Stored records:
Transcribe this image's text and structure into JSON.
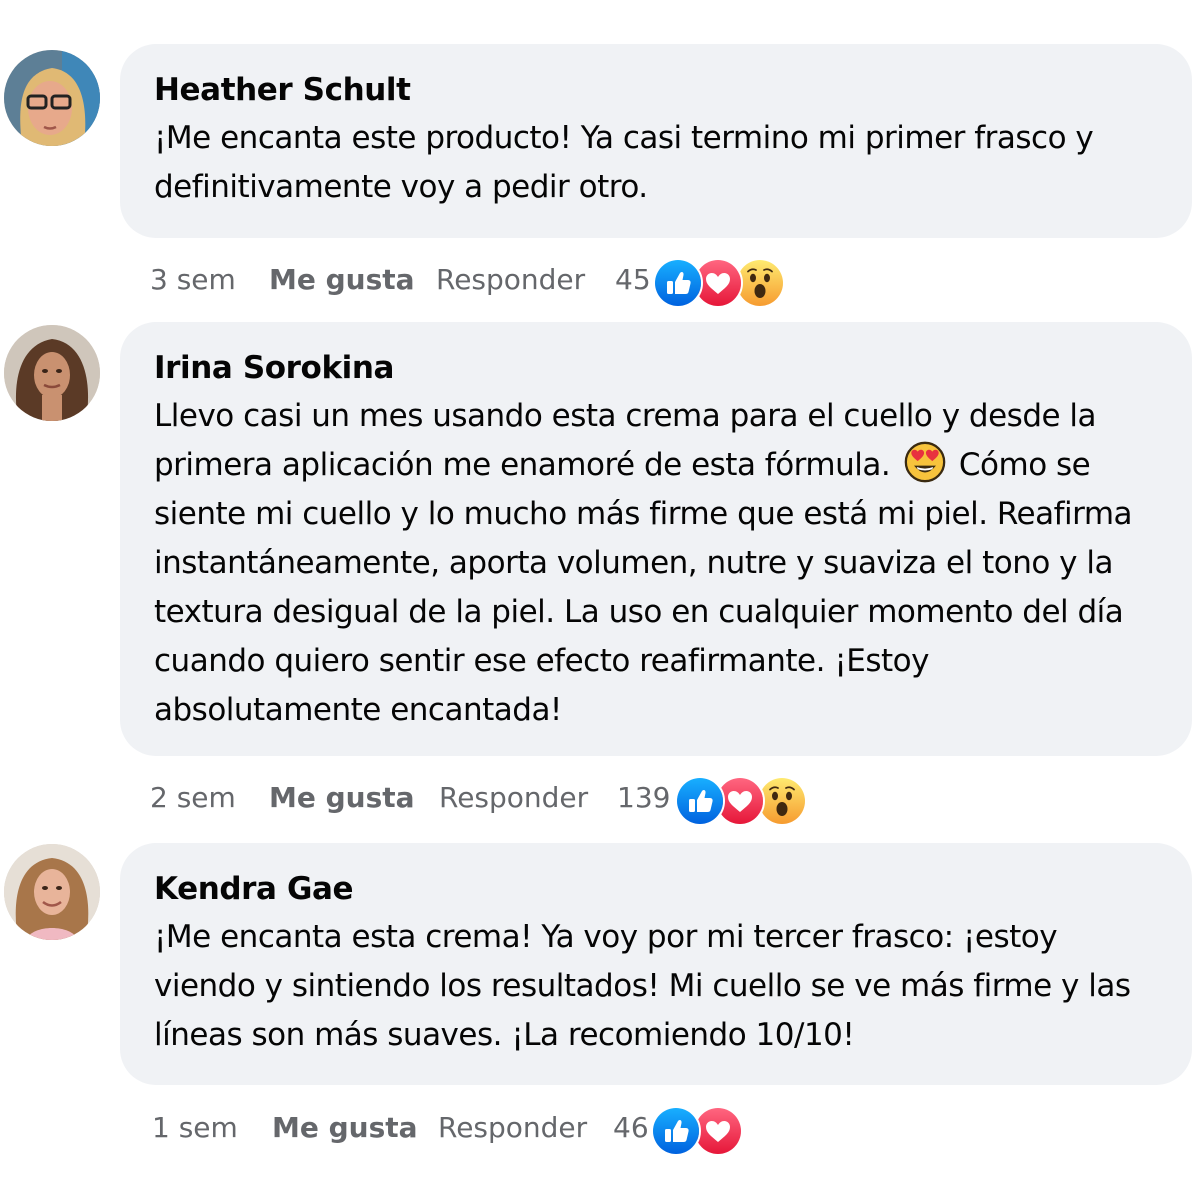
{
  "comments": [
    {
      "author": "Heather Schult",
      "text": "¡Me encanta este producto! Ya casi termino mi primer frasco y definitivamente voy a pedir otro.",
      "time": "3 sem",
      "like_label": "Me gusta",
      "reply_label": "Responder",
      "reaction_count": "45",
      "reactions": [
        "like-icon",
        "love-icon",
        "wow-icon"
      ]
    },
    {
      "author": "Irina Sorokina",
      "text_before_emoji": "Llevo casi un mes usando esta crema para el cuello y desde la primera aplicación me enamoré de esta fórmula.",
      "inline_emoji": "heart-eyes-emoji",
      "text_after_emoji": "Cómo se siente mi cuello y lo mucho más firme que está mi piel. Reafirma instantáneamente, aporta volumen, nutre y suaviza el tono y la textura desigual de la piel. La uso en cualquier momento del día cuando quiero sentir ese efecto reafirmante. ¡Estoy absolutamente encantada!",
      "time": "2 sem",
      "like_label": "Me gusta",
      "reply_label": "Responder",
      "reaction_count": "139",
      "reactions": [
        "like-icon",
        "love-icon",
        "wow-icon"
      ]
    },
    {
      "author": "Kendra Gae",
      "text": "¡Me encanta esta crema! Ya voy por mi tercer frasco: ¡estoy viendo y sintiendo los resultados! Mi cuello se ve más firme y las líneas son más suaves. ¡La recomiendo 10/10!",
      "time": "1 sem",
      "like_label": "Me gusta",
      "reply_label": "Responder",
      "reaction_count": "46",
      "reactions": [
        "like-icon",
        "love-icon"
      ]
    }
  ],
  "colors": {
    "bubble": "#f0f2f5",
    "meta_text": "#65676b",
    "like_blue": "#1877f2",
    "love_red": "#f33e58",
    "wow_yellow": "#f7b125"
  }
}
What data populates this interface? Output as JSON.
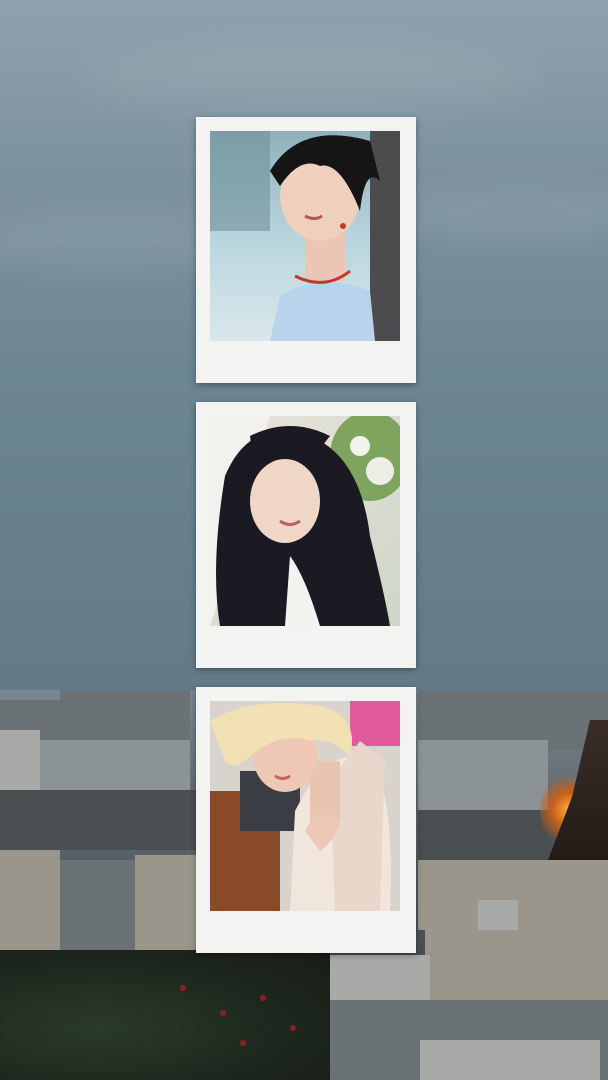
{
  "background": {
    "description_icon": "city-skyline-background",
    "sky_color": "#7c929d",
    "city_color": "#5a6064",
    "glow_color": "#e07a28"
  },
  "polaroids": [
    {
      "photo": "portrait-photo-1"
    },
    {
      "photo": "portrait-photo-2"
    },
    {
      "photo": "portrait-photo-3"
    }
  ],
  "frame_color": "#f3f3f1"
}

OBJECTIVE: Print every record above exactly as written, leaving out the pictures.

RESULT:
Transcribe this image's text and structure into JSON.
{
  "comments": [
    {
      "author": "Heather Schult",
      "text": "¡Me encanta este producto! Ya casi termino mi primer frasco y definitivamente voy a pedir otro.",
      "time": "3 sem",
      "like_label": "Me gusta",
      "reply_label": "Responder",
      "reaction_count": "45",
      "reactions": [
        "like-icon",
        "love-icon",
        "wow-icon"
      ]
    },
    {
      "author": "Irina Sorokina",
      "text_before_emoji": "Llevo casi un mes usando esta crema para el cuello y desde la primera aplicación me enamoré de esta fórmula.",
      "inline_emoji": "heart-eyes-emoji",
      "text_after_emoji": "Cómo se siente mi cuello y lo mucho más firme que está mi piel. Reafirma instantáneamente, aporta volumen, nutre y suaviza el tono y la textura desigual de la piel. La uso en cualquier momento del día cuando quiero sentir ese efecto reafirmante. ¡Estoy absolutamente encantada!",
      "time": "2 sem",
      "like_label": "Me gusta",
      "reply_label": "Responder",
      "reaction_count": "139",
      "reactions": [
        "like-icon",
        "love-icon",
        "wow-icon"
      ]
    },
    {
      "author": "Kendra Gae",
      "text": "¡Me encanta esta crema! Ya voy por mi tercer frasco: ¡estoy viendo y sintiendo los resultados! Mi cuello se ve más firme y las líneas son más suaves. ¡La recomiendo 10/10!",
      "time": "1 sem",
      "like_label": "Me gusta",
      "reply_label": "Responder",
      "reaction_count": "46",
      "reactions": [
        "like-icon",
        "love-icon"
      ]
    }
  ],
  "colors": {
    "bubble": "#f0f2f5",
    "meta_text": "#65676b",
    "like_blue": "#1877f2",
    "love_red": "#f33e58",
    "wow_yellow": "#f7b125"
  }
}
What data populates this interface? Output as JSON.
{
  "background": {
    "description_icon": "city-skyline-background",
    "sky_color": "#7c929d",
    "city_color": "#5a6064",
    "glow_color": "#e07a28"
  },
  "polaroids": [
    {
      "photo": "portrait-photo-1"
    },
    {
      "photo": "portrait-photo-2"
    },
    {
      "photo": "portrait-photo-3"
    }
  ],
  "frame_color": "#f3f3f1"
}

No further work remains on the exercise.